═════ Data to use
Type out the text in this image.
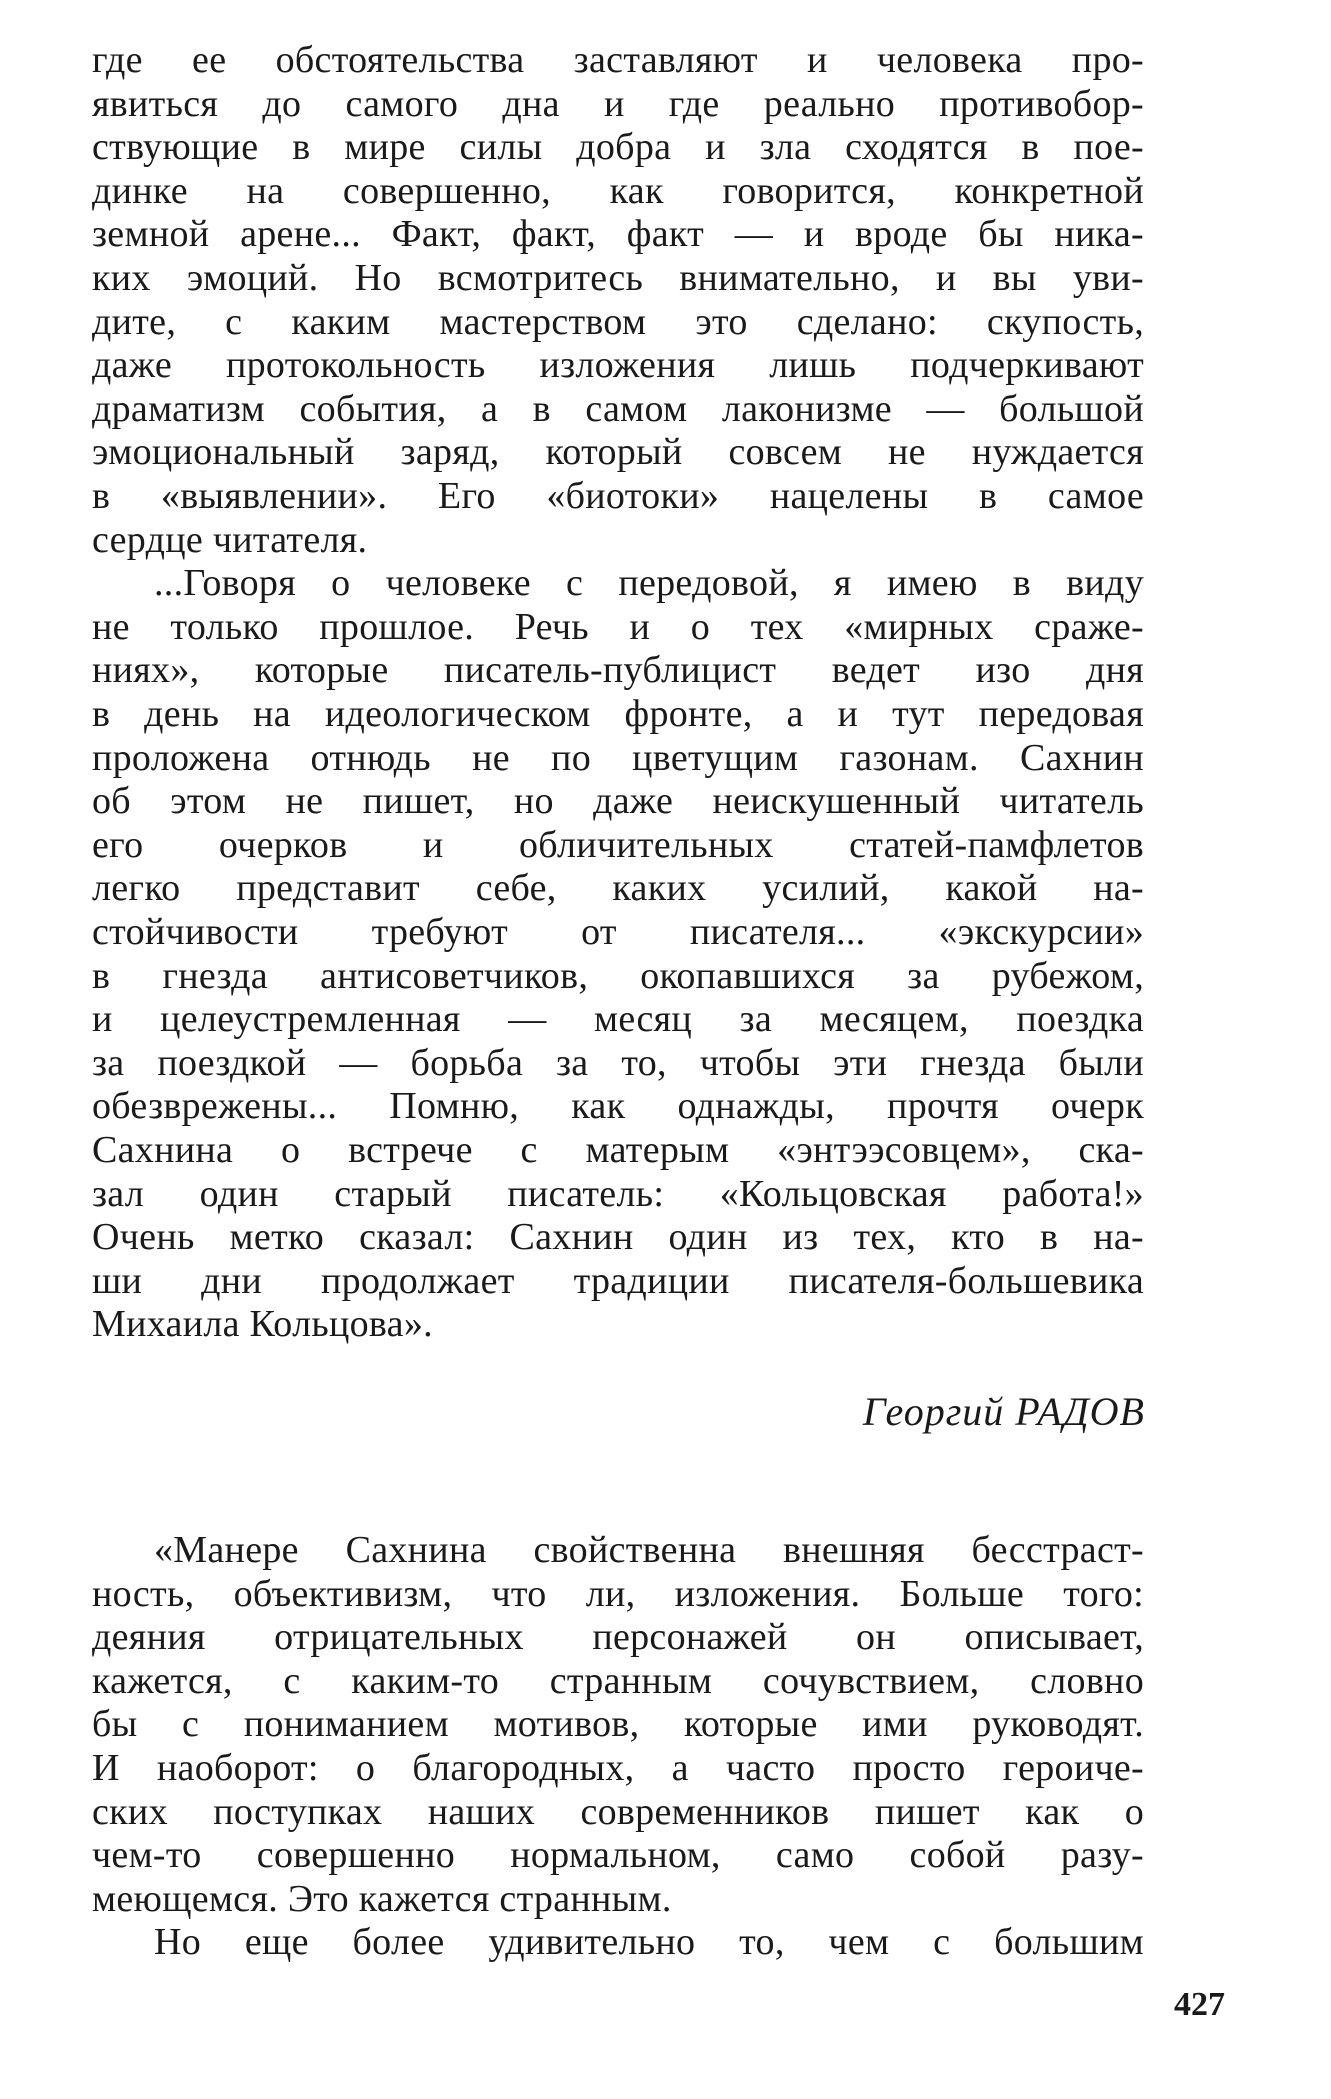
где ее обстоятельства заставляют и человека про-
явиться до самого дна и где реально противобор-
ствующие в мире силы добра и зла сходятся в пое-
динке на совершенно, как говорится, конкретной
земной арене... Факт, факт, факт — и вроде бы ника-
ких эмоций. Но всмотритесь внимательно, и вы уви-
дите, с каким мастерством это сделано: скупость,
даже протокольность изложения лишь подчеркивают
драматизм события, а в самом лаконизме — большой
эмоциональный заряд, который совсем не нуждается
в «выявлении». Его «биотоки» нацелены в самое
сердце читателя.
...Говоря о человеке с передовой, я имею в виду
не только прошлое. Речь и о тех «мирных сраже-
ниях», которые писатель-публицист ведет изо дня
в день на идеологическом фронте, а и тут передовая
проложена отнюдь не по цветущим газонам. Сахнин
об этом не пишет, но даже неискушенный читатель
его очерков и обличительных статей-памфлетов
легко представит себе, каких усилий, какой на-
стойчивости требуют от писателя... «экскурсии»
в гнезда антисоветчиков, окопавшихся за рубежом,
и целеустремленная — месяц за месяцем, поездка
за поездкой — борьба за то, чтобы эти гнезда были
обезврежены... Помню, как однажды, прочтя очерк
Сахнина о встрече с матерым «энтээсовцем», ска-
зал один старый писатель: «Кольцовская работа!»
Очень метко сказал: Сахнин один из тех, кто в на-
ши дни продолжает традиции писателя-большевика
Михаила Кольцова».
Георгий РАДОВ
«Манере Сахнина свойственна внешняя бесстраст-
ность, объективизм, что ли, изложения. Больше того:
деяния отрицательных персонажей он описывает,
кажется, с каким-то странным сочувствием, словно
бы с пониманием мотивов, которые ими руководят.
И наоборот: о благородных, а часто просто героиче-
ских поступках наших современников пишет как о
чем-то совершенно нормальном, само собой разу-
меющемся. Это кажется странным.
Но еще более удивительно то, чем с большим
427
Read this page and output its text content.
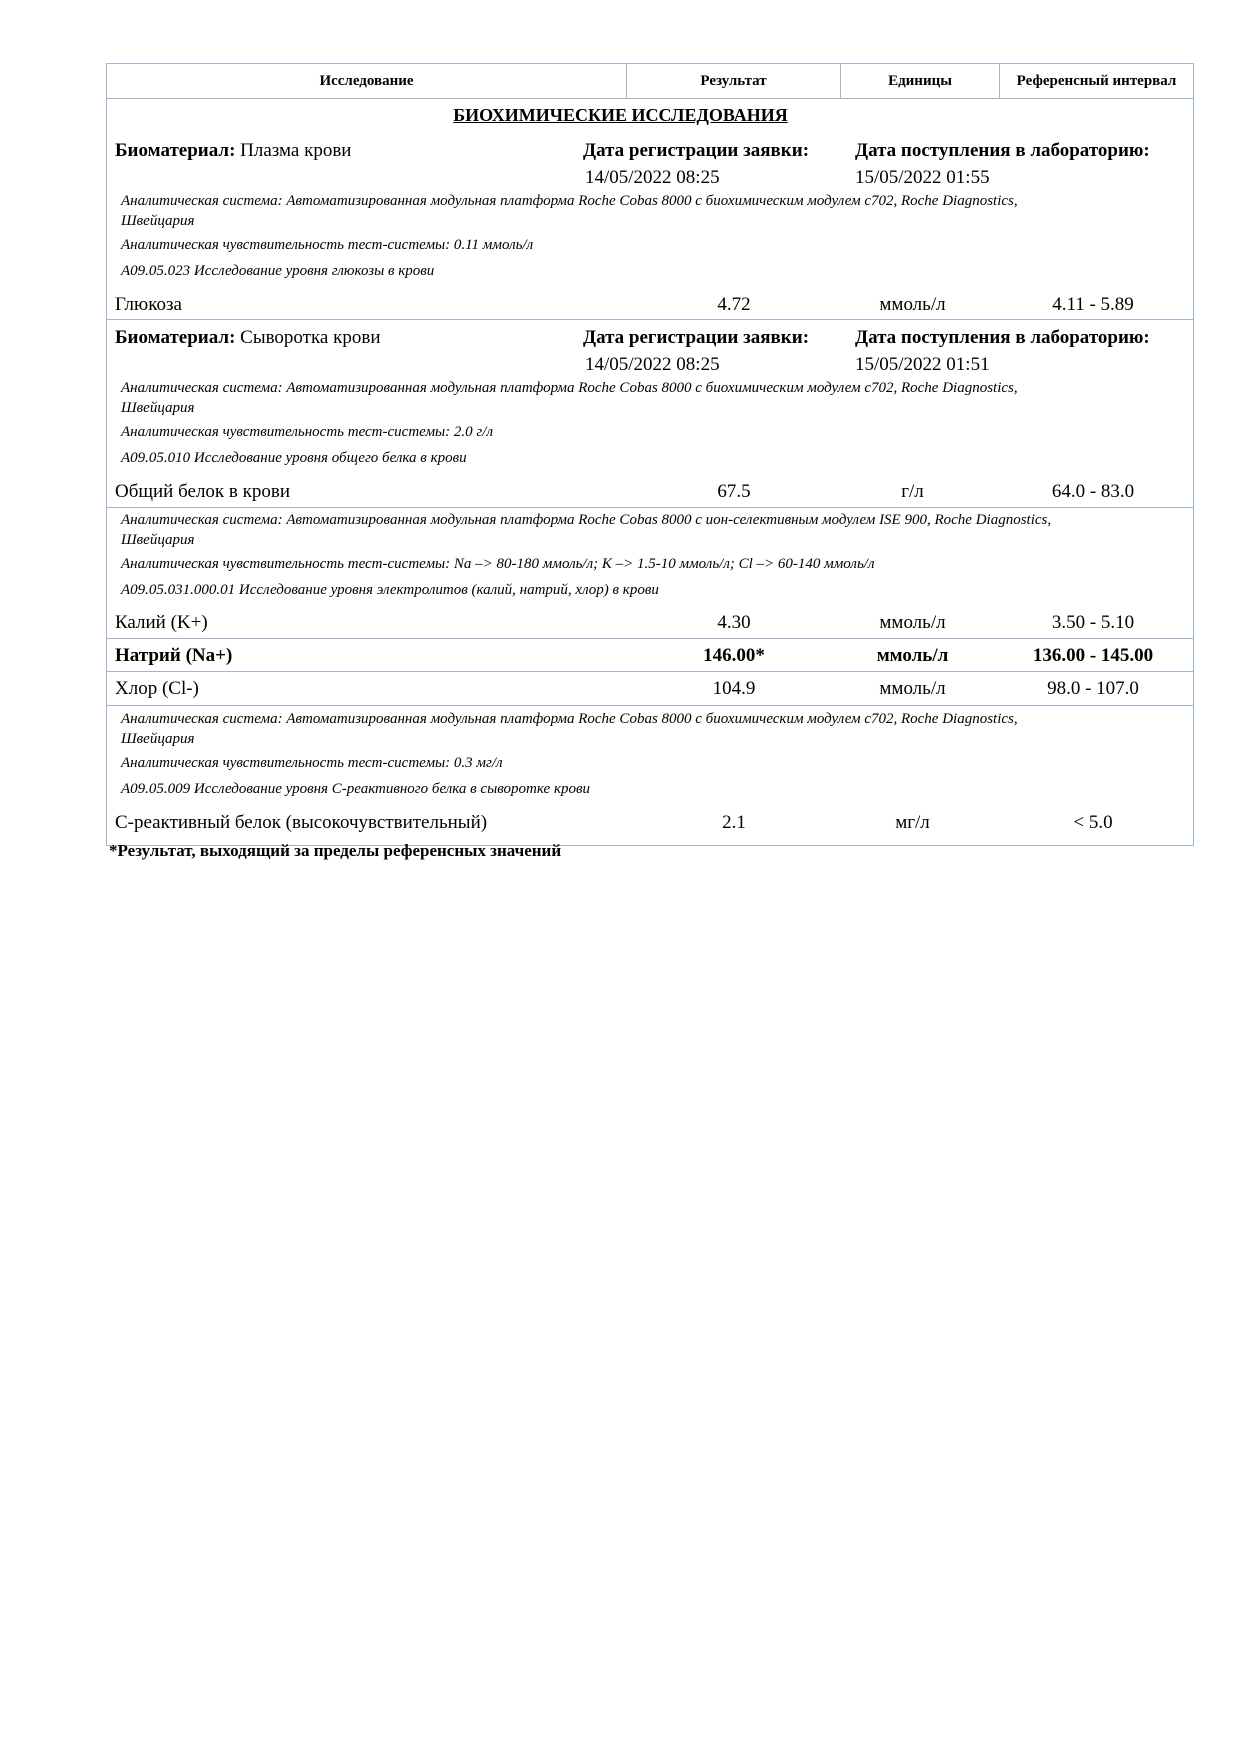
Исследование	Результат	Единицы	Референсный интервал
БИОХИМИЧЕСКИЕ ИССЛЕДОВАНИЯ
Биоматериал: Плазма крови	Дата регистрации заявки:
14/05/2022 08:25
Дата поступления в лабораторию:
15/05/2022 01:55
Аналитическая система: Автоматизированная модульная платформа Roche Cobas 8000 с биохимическим модулем с702, Roche Diagnostics,
Швейцария
Аналитическая чувствительность тест-системы: 0.11 ммоль/л
A09.05.023 Исследование уровня глюкозы в крови
Глюкоза	4.72	ммоль/л	4.11 - 5.89
Биоматериал: Сыворотка крови	Дата регистрации заявки:
14/05/2022 08:25
Дата поступления в лабораторию:
15/05/2022 01:51
Аналитическая система: Автоматизированная модульная платформа Roche Cobas 8000 с биохимическим модулем с702, Roche Diagnostics,
Швейцария
Аналитическая чувствительность тест-системы: 2.0 г/л
A09.05.010 Исследование уровня общего белка в крови
Общий белок в крови	67.5	г/л	64.0 - 83.0
Аналитическая система: Автоматизированная модульная платформа Roche Cobas 8000 с ион-селективным модулем ISE 900, Roche Diagnostics,
Швейцария
Аналитическая чувствительность тест-системы: Na –> 80-180 ммоль/л; K –> 1.5-10 ммоль/л; Cl –> 60-140 ммоль/л
A09.05.031.000.01 Исследование уровня электролитов (калий, натрий, хлор) в крови
Калий (K+)	4.30	ммоль/л	3.50 - 5.10
Натрий (Na+)	146.00*	ммоль/л	136.00 - 145.00
Хлор (Cl-)	104.9	ммоль/л	98.0 - 107.0
Аналитическая система: Автоматизированная модульная платформа Roche Cobas 8000 с биохимическим модулем с702, Roche Diagnostics,
Швейцария
Аналитическая чувствительность тест-системы: 0.3 мг/л
A09.05.009 Исследование уровня С-реактивного белка в сыворотке крови
С-реактивный белок (высокочувствительный)	2.1	мг/л	< 5.0
*Результат, выходящий за пределы референсных значений
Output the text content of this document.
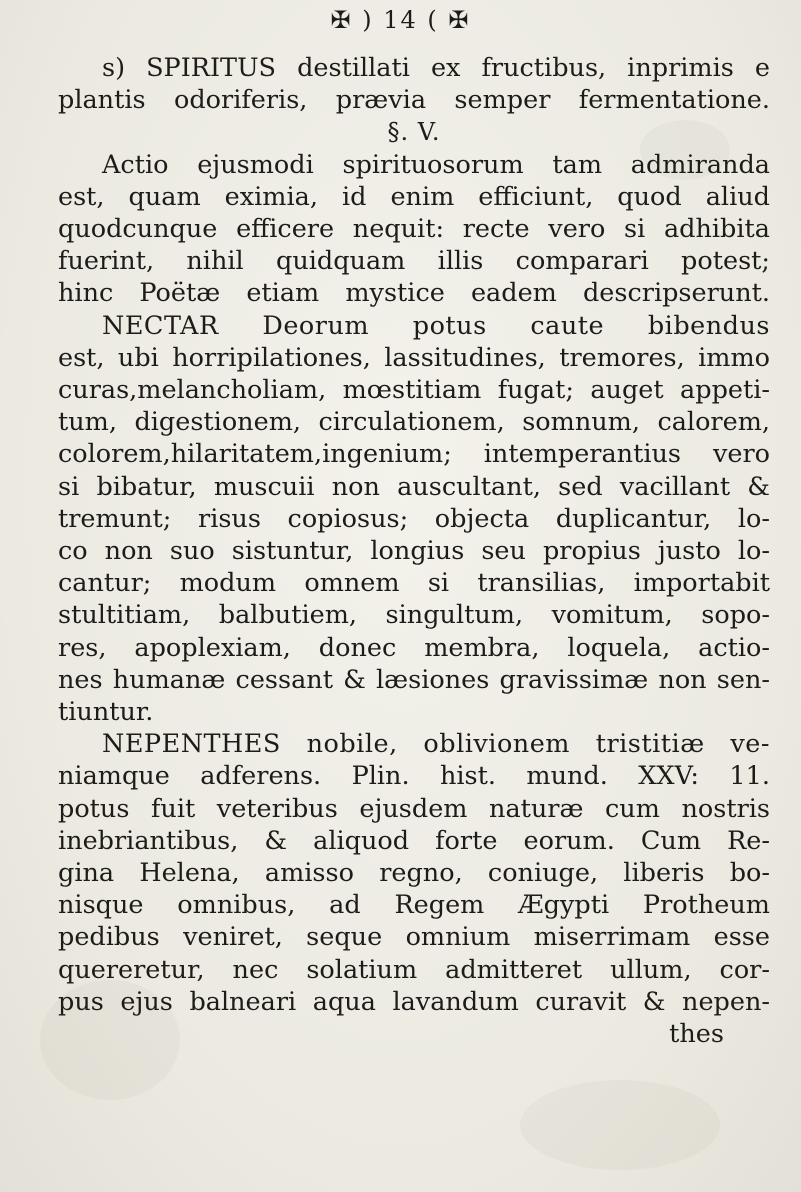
✠ ) 14 ( ✠
s) SPIRITUS destillati ex fructibus, inprimis e
plantis odoriferis, prævia semper fermentatione.
§. V.
Actio ejusmodi spirituosorum tam admiranda
est, quam eximia, id enim efficiunt, quod aliud
quodcunque efficere nequit: recte vero si adhibita
fuerint, nihil quidquam illis comparari potest;
hinc Poëtæ etiam mystice eadem descripserunt.
NECTAR Deorum potus caute bibendus
est, ubi horripilationes, lassitudines, tremores, immo
curas,melancholiam, mœstitiam fugat; auget appeti-
tum, digestionem, circulationem, somnum, calorem,
colorem,hilaritatem,ingenium; intemperantius vero
si bibatur, muscuii non auscultant, sed vacillant &
tremunt; risus copiosus; objecta duplicantur, lo-
co non suo sistuntur, longius seu propius justo lo-
cantur; modum omnem si transilias, importabit
stultitiam, balbutiem, singultum, vomitum, sopo-
res, apoplexiam, donec membra, loquela, actio-
nes humanæ cessant & læsiones gravissimæ non sen-
tiuntur.
NEPENTHES nobile, oblivionem tristitiæ ve-
niamque adferens. Plin. hist. mund. XXV: 11.
potus fuit veteribus ejusdem naturæ cum nostris
inebriantibus, & aliquod forte eorum. Cum Re-
gina Helena, amisso regno, coniuge, liberis bo-
nisque omnibus, ad Regem Ægypti Protheum
pedibus veniret, seque omnium miserrimam esse
quereretur, nec solatium admitteret ullum, cor-
pus ejus balneari aqua lavandum curavit & nepen-
thes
══════════
> [Work to complete]: Wherever a line in the data above holds "белок", copy that line.

> [Problem solution]:
Общий белок в крови	67.5	г/л	64.0 - 83.0
С-реактивный белок (высокочувствительный)	2.1	мг/л	< 5.0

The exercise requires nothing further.